■ Tasks and exercises ■
1 > Translate this sentence from the passage on who counts as a settlor for capital gains tax into Spanish: "The fact that the trustees held the shares in the company was irrelevant."
2 > Using the passage on who counts as a settlor for capital gains tax, decide whether each statement agrees with it. Answer yes or no, and quote the words that decide it.
(a) Mr Coombes was the settlor of the trust.
(b) The company owned by the trust was non resident.
(c) The High Court accepted HMRC's view that providing property to a company owned by a trust makes the provider a settlor.

■ Excerpted passage ■
CAPITAL GAINS TAX: WHO IS A SETTLOR

The case Coombes v Revenue and Customs Commissioners [2007] All ER (D) 324 (Nov) was concerned with identifying the settlor of a settlement for capital gains tax purposes. The decision seemed interesting when the initial digest was published and the full text is even more interesting. There was a non resident trust which owned a non resident company. Mr Coombes—who was not the settlor of the trust—put money into the company enabling it to buy a property which it later sold at a huge gain.

HMRC said that Mr Coombes was a settler of the trust because he provided the assets to the company. Therefore the gain made by the company could be attributed to the trust under the Taxation of Chargeable Gains Act 1992 (TCGA 1992), s 13 and subsequently onto him as settler under TCGA 1992, s 86.
Mr Coombes said he was not a settlor of the trust because although he had provided the assets for the company, those assets were not settled property; they belonged to the company and not the trust. The fact that the trustees held the shares in the company was irrelevant. (It will immediately be appreciated that if this argument is right, it completely wrecks the whole of the offshore trust provisions.)
HMRC has always taken the view that the provision of property to a company owned by the trust makes the provider a settlor for income tax and capital gains tax purposes. This is clear from their Statement of Practice SP5/92. However, the High Court did not agree. It said that under TCGA 1992, s 68 “settled property” means “any property held in trust…” and that “a person is a settlor in relation to a settlement, if the settled property consists of or includes property originating from him” (Sch 5(7) TCGA 1992).

■ Provided records ■
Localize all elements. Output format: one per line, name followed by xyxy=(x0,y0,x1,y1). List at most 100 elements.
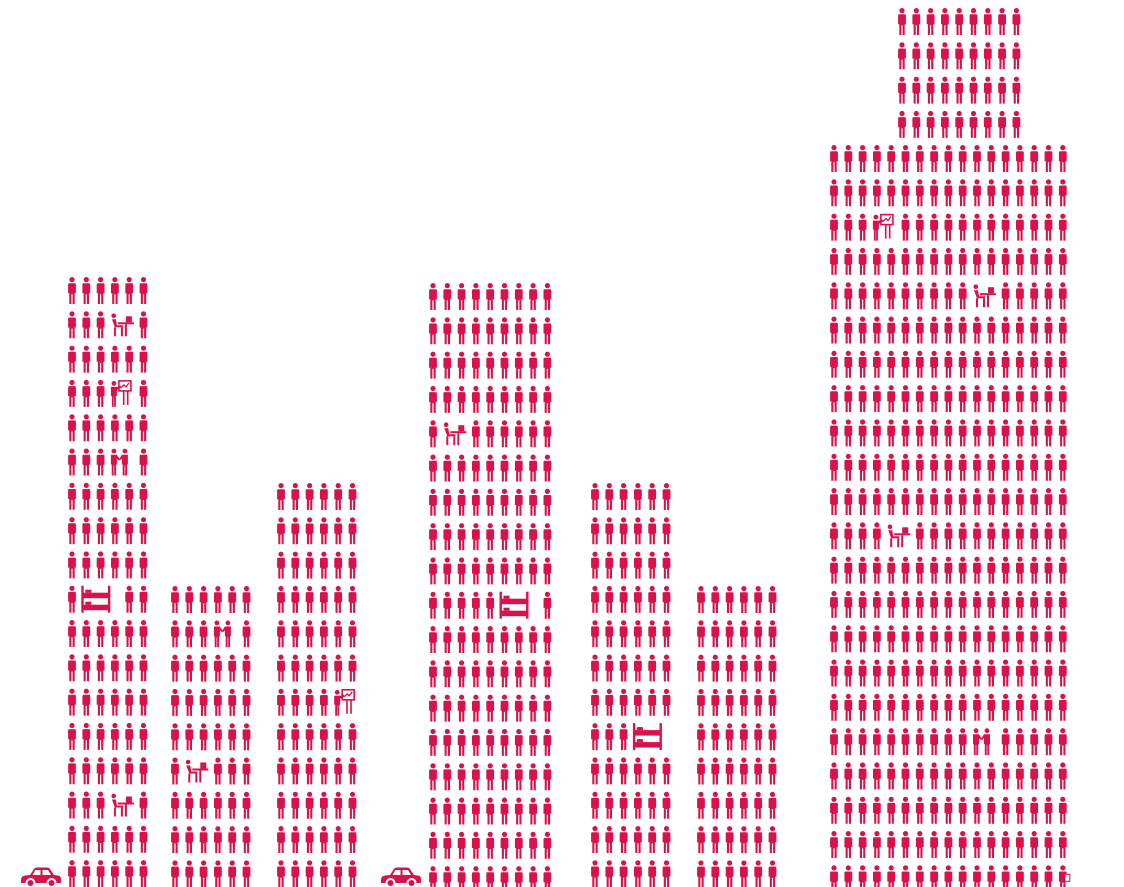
person-icon xyxy=(1059,282,1067,309)
person-icon xyxy=(887,591,895,618)
person-icon xyxy=(486,592,494,619)
person-icon xyxy=(515,626,523,653)
person-icon xyxy=(945,728,953,755)
person-icon xyxy=(844,557,852,584)
person-icon xyxy=(185,620,193,647)
person-icon xyxy=(529,455,537,482)
person-icon xyxy=(769,586,777,613)
person-icon xyxy=(429,832,437,859)
person-icon xyxy=(140,380,148,407)
person-icon xyxy=(429,317,437,344)
person-icon xyxy=(605,826,613,853)
person-icon xyxy=(544,592,552,619)
person-icon xyxy=(1002,488,1010,515)
person-icon xyxy=(1016,145,1024,172)
person-icon xyxy=(1016,797,1024,824)
person-icon xyxy=(472,283,480,310)
person-icon xyxy=(1045,214,1053,241)
person-icon xyxy=(1030,248,1038,275)
person-icon xyxy=(726,620,734,647)
person-icon xyxy=(472,763,480,790)
person-icon xyxy=(214,586,222,613)
person-icon xyxy=(1016,831,1024,858)
person-icon xyxy=(873,522,881,549)
person-icon xyxy=(927,8,935,35)
person-icon xyxy=(68,586,76,613)
person-icon xyxy=(228,860,236,887)
person-icon xyxy=(902,385,910,412)
person-icon xyxy=(605,689,613,716)
desk-worker-icon xyxy=(186,760,209,783)
person-icon xyxy=(648,586,656,613)
person-icon xyxy=(930,762,938,789)
person-icon xyxy=(1002,625,1010,652)
person-icon xyxy=(769,758,777,785)
person-icon xyxy=(228,689,236,716)
person-icon xyxy=(697,723,705,750)
person-icon xyxy=(973,454,981,481)
person-icon xyxy=(320,689,328,716)
person-icon xyxy=(902,282,910,309)
person-icon xyxy=(987,248,995,275)
person-icon xyxy=(458,763,466,790)
person-icon xyxy=(97,860,105,887)
person-icon xyxy=(902,557,910,584)
person-icon xyxy=(291,586,299,613)
person-icon xyxy=(515,763,523,790)
person-icon xyxy=(930,248,938,275)
person-icon xyxy=(243,723,251,750)
person-icon xyxy=(529,866,537,887)
person-icon xyxy=(1030,660,1038,687)
person-icon xyxy=(1045,179,1053,206)
person-icon xyxy=(711,723,719,750)
person-icon xyxy=(486,832,494,859)
person-icon xyxy=(648,860,656,887)
person-icon xyxy=(529,317,537,344)
person-icon xyxy=(472,420,480,447)
person-icon xyxy=(959,762,967,789)
person-icon xyxy=(902,831,910,858)
person-icon xyxy=(214,792,222,819)
person-icon xyxy=(591,655,599,682)
person-icon xyxy=(987,557,995,584)
person-icon xyxy=(443,866,451,887)
person-icon xyxy=(1002,317,1010,344)
person-icon xyxy=(111,826,119,853)
person-icon xyxy=(916,454,924,481)
person-icon xyxy=(697,655,705,682)
person-icon xyxy=(243,689,251,716)
person-icon xyxy=(941,8,949,35)
person-icon xyxy=(458,523,466,550)
person-icon xyxy=(663,826,671,853)
person-icon xyxy=(82,620,90,647)
person-icon xyxy=(544,729,552,756)
person-icon xyxy=(959,625,967,652)
person-icon xyxy=(887,282,895,309)
person-icon xyxy=(769,620,777,647)
person-icon xyxy=(887,557,895,584)
person-icon xyxy=(1016,248,1024,275)
person-icon xyxy=(1045,625,1053,652)
person-icon xyxy=(306,860,314,887)
person-icon xyxy=(501,283,509,310)
person-icon xyxy=(228,655,236,682)
person-icon xyxy=(902,591,910,618)
person-icon xyxy=(1045,865,1053,887)
person-icon xyxy=(277,655,285,682)
person-icon xyxy=(82,826,90,853)
person-icon xyxy=(591,689,599,716)
person-icon xyxy=(844,145,852,172)
person-icon xyxy=(82,277,90,304)
person-icon xyxy=(754,826,762,853)
person-icon xyxy=(605,792,613,819)
person-icon xyxy=(472,832,480,859)
person-icon xyxy=(1030,865,1038,887)
person-icon xyxy=(443,557,451,584)
person-icon xyxy=(1002,762,1010,789)
person-icon xyxy=(591,757,599,784)
person-icon xyxy=(515,420,523,447)
person-icon xyxy=(486,866,494,887)
desk-worker-icon xyxy=(111,314,133,337)
person-icon xyxy=(591,586,599,613)
person-icon xyxy=(529,420,537,447)
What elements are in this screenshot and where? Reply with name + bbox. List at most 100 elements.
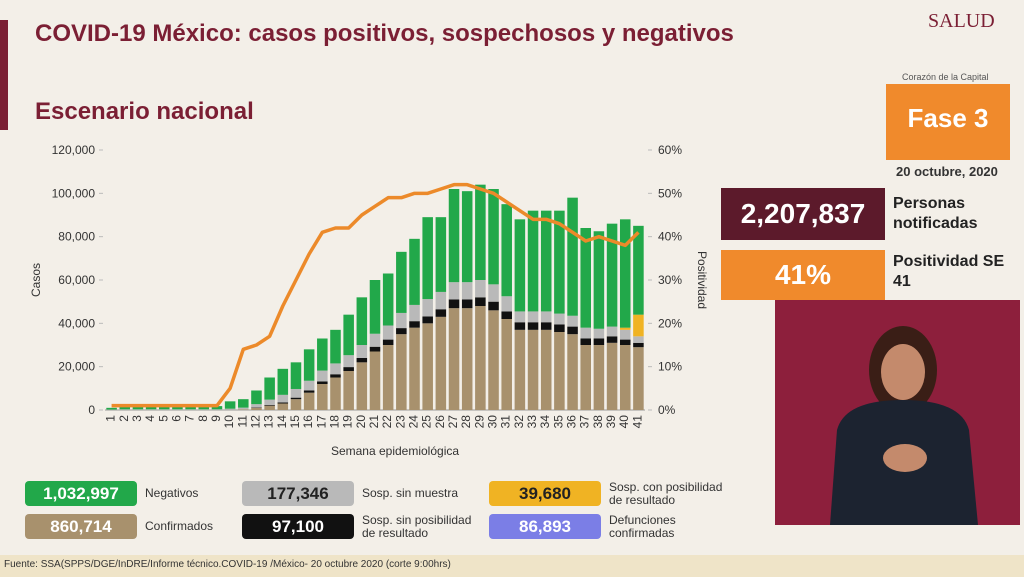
bar-segment	[554, 210, 565, 314]
subtitle: Escenario nacional	[35, 98, 254, 125]
bar-segment	[461, 308, 473, 410]
bar-segment	[290, 388, 302, 398]
bar-segment	[303, 390, 315, 393]
bar-segment	[501, 204, 512, 297]
bar-segment	[251, 390, 262, 405]
y-tick-label: 80,000	[58, 230, 95, 244]
bar-segment	[448, 308, 460, 410]
bar-segment	[606, 336, 618, 343]
bar-segment	[132, 405, 144, 410]
y2-tick-label: 0%	[658, 403, 676, 417]
y2-tick-label: 30%	[658, 273, 682, 287]
x-tick-label: 13	[262, 415, 276, 429]
bar-segment	[211, 406, 223, 410]
bar-segment	[317, 384, 328, 410]
x-tick-label: 3	[130, 415, 144, 422]
x-tick-label: 1	[104, 415, 118, 422]
x-tick-label: 15	[288, 415, 302, 429]
x-tick-label: 22	[380, 415, 394, 429]
kpi-value: 2,207,837	[721, 188, 885, 240]
y-tick-label: 20,000	[58, 360, 95, 374]
phase-box: Fase 3	[886, 84, 1010, 160]
bar-segment	[619, 329, 631, 340]
x-tick-label: 28	[459, 415, 473, 429]
bar-segment	[567, 334, 578, 410]
bar-segment	[172, 409, 183, 410]
bar-segment	[633, 225, 644, 315]
bar-segment	[382, 325, 394, 340]
bar-segment	[409, 321, 420, 328]
bar-segment	[290, 397, 302, 400]
y-tick-label: 60,000	[58, 273, 95, 287]
bar-segment	[540, 210, 552, 312]
bar-segment	[290, 362, 302, 389]
bar-segment	[251, 404, 262, 408]
bar-segment	[369, 346, 381, 352]
y2-tick-label: 50%	[658, 186, 682, 200]
x-tick-label: 18	[327, 415, 341, 429]
bar-segment	[435, 291, 447, 310]
bar-segment	[554, 332, 565, 410]
x-tick-label: 16	[301, 415, 315, 429]
y2-tick-label: 60%	[658, 143, 682, 157]
x-tick-label: 7	[183, 415, 197, 422]
bar-segment	[527, 322, 539, 330]
x-axis-label: Semana epidemiológica	[331, 444, 459, 458]
summary-label: Sosp. sin muestra	[362, 486, 459, 500]
bar-segment	[330, 363, 341, 375]
bar-segment	[343, 314, 354, 356]
bar-segment	[567, 326, 578, 335]
summary-value: 39,680	[489, 481, 601, 506]
bar-segment	[475, 184, 486, 280]
bar-segment	[382, 339, 394, 345]
bar-segment	[224, 408, 236, 410]
bar-segment	[172, 405, 183, 410]
footer: Fuente: SSA(SPPS/DGE/InDRE/Informe técni…	[4, 559, 451, 570]
bar-segment	[488, 284, 499, 302]
bar-segment	[527, 210, 539, 312]
x-tick-label: 17	[314, 415, 328, 429]
x-tick-label: 10	[222, 415, 236, 429]
bar-segment	[409, 327, 420, 410]
accent-bar	[0, 20, 8, 130]
x-tick-label: 39	[604, 415, 618, 429]
summary-value: 177,346	[242, 481, 354, 506]
bar-segment	[422, 299, 433, 317]
bar-segment	[633, 347, 644, 410]
bar-segment	[198, 406, 210, 410]
x-tick-label: 4	[143, 415, 157, 422]
x-tick-label: 34	[538, 415, 552, 429]
y-tick-label: 100,000	[52, 186, 96, 200]
bar-segment	[435, 217, 447, 292]
bar-segment	[633, 336, 644, 343]
x-tick-label: 32	[512, 415, 526, 429]
bar-segment	[501, 319, 512, 410]
x-tick-label: 26	[433, 415, 447, 429]
y-tick-label: 0	[88, 403, 95, 417]
bar-segment	[185, 409, 196, 410]
bar-segment	[382, 273, 394, 326]
bar-segment	[501, 311, 512, 319]
bar-segment	[475, 280, 486, 298]
x-tick-label: 11	[235, 415, 249, 428]
bar-segment	[396, 312, 407, 329]
bar-segment	[619, 219, 631, 328]
bar-segment	[461, 191, 473, 283]
summary-value: 86,893	[489, 514, 601, 539]
bar-segment	[567, 315, 578, 327]
bar-segment	[264, 405, 275, 406]
bar-segment	[554, 313, 565, 325]
bar-segment	[343, 355, 354, 368]
bar-segment	[593, 231, 605, 329]
bar-segment	[527, 329, 539, 410]
chart: Semana epidemiológica Casos Positividad …	[29, 143, 709, 458]
bar-segment	[540, 329, 552, 410]
kpi-label: Positividad SE 41	[893, 253, 1005, 290]
bar-segment	[343, 367, 354, 371]
x-tick-label: 27	[446, 415, 460, 429]
bar-segment	[422, 323, 433, 410]
bar-segment	[119, 406, 131, 410]
bar-segment	[475, 306, 486, 410]
bar-segment	[317, 338, 328, 371]
x-tick-label: 38	[591, 415, 605, 429]
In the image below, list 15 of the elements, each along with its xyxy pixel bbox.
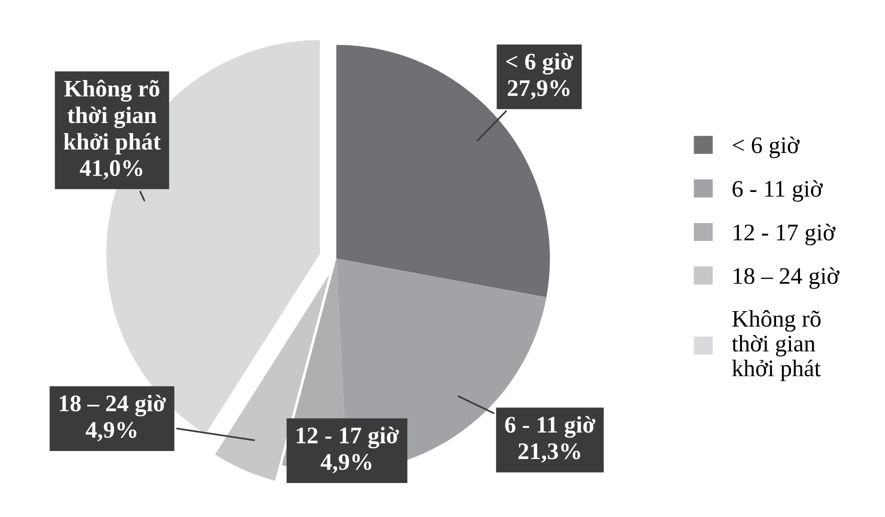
legend-label: < 6 giờ <box>732 136 800 158</box>
slice-label: 6 - 11 giờ <box>505 416 596 438</box>
legend-label: Không rõ thời gian khởi phát <box>732 310 821 382</box>
slice-label: Không rõ thời gian khởi phát <box>64 80 161 155</box>
data-label: 27,9% <box>508 80 570 100</box>
slice-label: 18 – 24 giờ <box>60 394 166 416</box>
slice-label: 12 - 17 giờ <box>296 426 399 448</box>
data-label: 41,0% <box>80 160 142 180</box>
data-label: 4,9% <box>320 454 372 474</box>
data-label: 21,3% <box>518 443 580 463</box>
legend-label: 18 – 24 giờ <box>734 267 840 289</box>
legend-label: 12 - 17 giờ <box>734 224 836 246</box>
slice-label: < 6 giờ <box>506 52 574 75</box>
data-label: 4,9% <box>86 422 136 442</box>
legend-label: 6 - 11 giờ <box>732 180 823 202</box>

■ Responses in order ■
1 > El hecho de que los fiduciarios fueran titulares de las acciones de la sociedad era irrelevante.

2 >
(a) No: "Mr Coombes—who was not the settlor of the trust—put money into the company"
(b) Yes: "There was a non resident trust which owned a non resident company."
(c) No: "However, the High Court did not agree."